▶ **Task objective**: Take every line from the listing below that includes "시리얼넘버" and copy it.
|---|
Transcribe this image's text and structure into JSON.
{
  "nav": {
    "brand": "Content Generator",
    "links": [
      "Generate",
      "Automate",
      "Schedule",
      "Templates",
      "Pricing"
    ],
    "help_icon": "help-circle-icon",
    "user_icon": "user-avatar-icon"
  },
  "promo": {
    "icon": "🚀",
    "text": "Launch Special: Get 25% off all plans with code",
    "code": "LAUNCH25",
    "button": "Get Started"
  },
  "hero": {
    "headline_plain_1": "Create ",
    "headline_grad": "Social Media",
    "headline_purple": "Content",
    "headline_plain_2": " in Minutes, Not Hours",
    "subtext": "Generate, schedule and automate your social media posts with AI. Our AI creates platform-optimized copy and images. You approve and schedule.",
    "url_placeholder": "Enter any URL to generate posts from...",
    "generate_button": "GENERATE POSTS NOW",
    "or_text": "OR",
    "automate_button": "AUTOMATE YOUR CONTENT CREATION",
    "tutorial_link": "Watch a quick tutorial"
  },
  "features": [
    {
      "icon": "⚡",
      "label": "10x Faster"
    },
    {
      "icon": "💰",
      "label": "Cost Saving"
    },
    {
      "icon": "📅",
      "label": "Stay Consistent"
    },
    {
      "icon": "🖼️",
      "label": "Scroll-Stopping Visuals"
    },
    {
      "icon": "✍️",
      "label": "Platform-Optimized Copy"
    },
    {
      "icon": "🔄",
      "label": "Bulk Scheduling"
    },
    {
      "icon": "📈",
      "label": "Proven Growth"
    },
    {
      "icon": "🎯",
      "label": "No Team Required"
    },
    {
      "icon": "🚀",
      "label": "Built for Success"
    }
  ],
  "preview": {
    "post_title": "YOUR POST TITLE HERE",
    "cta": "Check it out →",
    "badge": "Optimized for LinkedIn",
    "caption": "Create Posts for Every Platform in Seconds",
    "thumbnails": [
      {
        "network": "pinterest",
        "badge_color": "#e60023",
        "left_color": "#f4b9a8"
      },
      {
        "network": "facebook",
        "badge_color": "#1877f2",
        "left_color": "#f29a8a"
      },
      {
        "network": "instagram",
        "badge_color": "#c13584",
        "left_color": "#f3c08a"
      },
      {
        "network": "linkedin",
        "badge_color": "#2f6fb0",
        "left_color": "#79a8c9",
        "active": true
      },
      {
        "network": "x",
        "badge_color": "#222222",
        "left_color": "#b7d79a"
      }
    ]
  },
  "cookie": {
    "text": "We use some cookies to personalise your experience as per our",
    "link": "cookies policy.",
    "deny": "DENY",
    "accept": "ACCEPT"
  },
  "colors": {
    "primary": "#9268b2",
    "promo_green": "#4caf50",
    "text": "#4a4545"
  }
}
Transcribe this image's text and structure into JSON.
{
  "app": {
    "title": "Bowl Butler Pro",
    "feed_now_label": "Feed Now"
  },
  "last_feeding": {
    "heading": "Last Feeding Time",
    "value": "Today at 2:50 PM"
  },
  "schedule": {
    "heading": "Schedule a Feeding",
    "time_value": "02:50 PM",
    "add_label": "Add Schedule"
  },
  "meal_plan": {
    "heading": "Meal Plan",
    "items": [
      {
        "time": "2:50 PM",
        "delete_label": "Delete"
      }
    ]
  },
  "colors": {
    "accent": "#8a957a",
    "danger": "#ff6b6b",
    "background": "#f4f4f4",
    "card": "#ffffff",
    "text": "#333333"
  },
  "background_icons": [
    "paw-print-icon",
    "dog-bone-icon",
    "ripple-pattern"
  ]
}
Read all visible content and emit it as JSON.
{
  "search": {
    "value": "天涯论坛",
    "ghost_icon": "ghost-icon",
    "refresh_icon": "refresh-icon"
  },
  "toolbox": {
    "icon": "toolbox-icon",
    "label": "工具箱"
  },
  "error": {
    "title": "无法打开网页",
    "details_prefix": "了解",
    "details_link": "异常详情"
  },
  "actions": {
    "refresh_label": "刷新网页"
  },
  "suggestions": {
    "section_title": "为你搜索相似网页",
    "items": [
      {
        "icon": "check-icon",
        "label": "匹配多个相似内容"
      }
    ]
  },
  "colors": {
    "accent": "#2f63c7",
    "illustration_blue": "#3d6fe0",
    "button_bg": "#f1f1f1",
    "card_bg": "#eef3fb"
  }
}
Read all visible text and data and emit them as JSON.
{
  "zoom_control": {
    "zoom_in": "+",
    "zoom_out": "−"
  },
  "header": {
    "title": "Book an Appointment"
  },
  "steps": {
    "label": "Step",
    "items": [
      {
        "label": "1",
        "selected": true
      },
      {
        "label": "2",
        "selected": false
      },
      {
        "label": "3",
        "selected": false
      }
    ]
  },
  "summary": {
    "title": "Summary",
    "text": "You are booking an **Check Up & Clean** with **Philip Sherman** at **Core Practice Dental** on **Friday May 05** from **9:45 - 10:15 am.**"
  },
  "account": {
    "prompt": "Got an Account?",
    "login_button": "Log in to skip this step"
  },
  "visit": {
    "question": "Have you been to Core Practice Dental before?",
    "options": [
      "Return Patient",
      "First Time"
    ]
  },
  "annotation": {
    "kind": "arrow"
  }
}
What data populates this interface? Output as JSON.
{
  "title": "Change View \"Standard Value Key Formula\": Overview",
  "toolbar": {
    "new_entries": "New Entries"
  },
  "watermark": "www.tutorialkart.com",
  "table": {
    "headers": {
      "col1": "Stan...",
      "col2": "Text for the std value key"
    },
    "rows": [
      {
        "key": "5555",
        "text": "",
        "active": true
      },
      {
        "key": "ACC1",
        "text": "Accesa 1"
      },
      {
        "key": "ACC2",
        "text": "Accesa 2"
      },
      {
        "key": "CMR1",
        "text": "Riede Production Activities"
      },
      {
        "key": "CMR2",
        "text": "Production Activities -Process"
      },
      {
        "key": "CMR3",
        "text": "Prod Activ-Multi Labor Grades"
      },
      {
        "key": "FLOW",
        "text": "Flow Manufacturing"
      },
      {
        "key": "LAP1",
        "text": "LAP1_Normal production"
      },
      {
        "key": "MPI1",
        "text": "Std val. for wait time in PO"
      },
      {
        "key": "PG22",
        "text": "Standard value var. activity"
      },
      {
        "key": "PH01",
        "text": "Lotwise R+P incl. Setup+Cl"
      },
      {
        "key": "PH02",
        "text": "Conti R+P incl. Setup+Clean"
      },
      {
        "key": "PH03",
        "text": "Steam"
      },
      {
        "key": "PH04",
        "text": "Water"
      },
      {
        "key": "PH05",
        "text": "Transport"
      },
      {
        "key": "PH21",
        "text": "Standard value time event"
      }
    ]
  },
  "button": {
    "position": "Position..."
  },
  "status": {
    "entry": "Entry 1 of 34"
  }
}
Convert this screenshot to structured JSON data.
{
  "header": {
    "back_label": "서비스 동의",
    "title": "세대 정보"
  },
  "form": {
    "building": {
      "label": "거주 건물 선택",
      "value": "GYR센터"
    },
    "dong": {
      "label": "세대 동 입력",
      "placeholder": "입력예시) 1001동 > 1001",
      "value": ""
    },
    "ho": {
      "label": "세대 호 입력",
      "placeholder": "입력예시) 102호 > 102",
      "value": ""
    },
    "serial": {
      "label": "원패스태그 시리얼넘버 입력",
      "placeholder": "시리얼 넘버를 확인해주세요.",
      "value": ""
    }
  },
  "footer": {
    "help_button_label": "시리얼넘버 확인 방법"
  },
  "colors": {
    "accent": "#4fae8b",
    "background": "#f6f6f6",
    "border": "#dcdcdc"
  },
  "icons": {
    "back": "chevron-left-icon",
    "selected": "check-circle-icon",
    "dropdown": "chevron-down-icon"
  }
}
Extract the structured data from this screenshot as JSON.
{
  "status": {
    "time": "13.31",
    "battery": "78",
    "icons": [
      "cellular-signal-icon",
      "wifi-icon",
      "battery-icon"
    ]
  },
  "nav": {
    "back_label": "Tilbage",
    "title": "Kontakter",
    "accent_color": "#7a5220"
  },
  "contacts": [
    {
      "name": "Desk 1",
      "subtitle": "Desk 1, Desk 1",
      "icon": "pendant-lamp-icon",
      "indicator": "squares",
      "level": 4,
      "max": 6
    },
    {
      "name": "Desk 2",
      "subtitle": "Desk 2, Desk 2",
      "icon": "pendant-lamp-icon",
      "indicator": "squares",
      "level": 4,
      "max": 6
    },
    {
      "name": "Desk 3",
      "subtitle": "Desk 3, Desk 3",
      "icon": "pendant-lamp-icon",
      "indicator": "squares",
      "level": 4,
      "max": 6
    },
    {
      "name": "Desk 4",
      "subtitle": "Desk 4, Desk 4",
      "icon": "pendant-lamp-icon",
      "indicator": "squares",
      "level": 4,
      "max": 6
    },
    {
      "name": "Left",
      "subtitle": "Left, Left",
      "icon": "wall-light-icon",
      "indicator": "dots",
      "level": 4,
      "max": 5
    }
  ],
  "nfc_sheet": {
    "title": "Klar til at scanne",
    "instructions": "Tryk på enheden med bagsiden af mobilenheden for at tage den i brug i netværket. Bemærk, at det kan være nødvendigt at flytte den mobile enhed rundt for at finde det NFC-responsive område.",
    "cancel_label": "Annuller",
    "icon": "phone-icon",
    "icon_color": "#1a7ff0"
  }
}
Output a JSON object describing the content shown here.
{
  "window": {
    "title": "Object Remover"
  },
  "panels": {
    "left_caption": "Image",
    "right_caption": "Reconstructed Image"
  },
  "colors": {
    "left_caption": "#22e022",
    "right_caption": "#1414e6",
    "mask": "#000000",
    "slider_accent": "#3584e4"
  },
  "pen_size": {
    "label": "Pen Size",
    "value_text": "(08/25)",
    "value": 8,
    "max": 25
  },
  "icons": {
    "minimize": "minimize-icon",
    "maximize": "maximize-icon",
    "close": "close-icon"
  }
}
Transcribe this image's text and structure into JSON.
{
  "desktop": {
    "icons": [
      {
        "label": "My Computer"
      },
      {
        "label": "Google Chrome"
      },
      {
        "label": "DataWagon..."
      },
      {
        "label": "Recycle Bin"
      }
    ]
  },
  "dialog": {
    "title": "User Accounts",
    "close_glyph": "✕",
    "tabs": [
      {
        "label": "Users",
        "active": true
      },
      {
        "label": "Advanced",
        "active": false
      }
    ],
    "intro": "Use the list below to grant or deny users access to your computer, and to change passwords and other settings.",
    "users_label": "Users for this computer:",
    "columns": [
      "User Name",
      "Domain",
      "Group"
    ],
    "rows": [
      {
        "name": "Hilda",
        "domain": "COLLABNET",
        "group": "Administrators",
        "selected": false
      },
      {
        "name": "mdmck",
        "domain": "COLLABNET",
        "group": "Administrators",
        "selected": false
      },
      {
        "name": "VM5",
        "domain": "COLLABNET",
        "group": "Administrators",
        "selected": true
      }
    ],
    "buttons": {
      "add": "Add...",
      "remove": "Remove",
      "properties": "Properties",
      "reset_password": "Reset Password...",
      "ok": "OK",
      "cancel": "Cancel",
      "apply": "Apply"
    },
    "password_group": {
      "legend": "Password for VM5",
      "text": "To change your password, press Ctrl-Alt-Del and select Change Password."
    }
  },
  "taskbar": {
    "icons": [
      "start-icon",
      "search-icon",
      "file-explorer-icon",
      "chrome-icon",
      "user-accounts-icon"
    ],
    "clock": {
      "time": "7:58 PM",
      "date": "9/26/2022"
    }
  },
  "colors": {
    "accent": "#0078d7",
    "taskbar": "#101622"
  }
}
|---|
▶ **Correct result**:
      "label": "원패스태그 시리얼넘버 입력",
    "help_button_label": "시리얼넘버 확인 방법"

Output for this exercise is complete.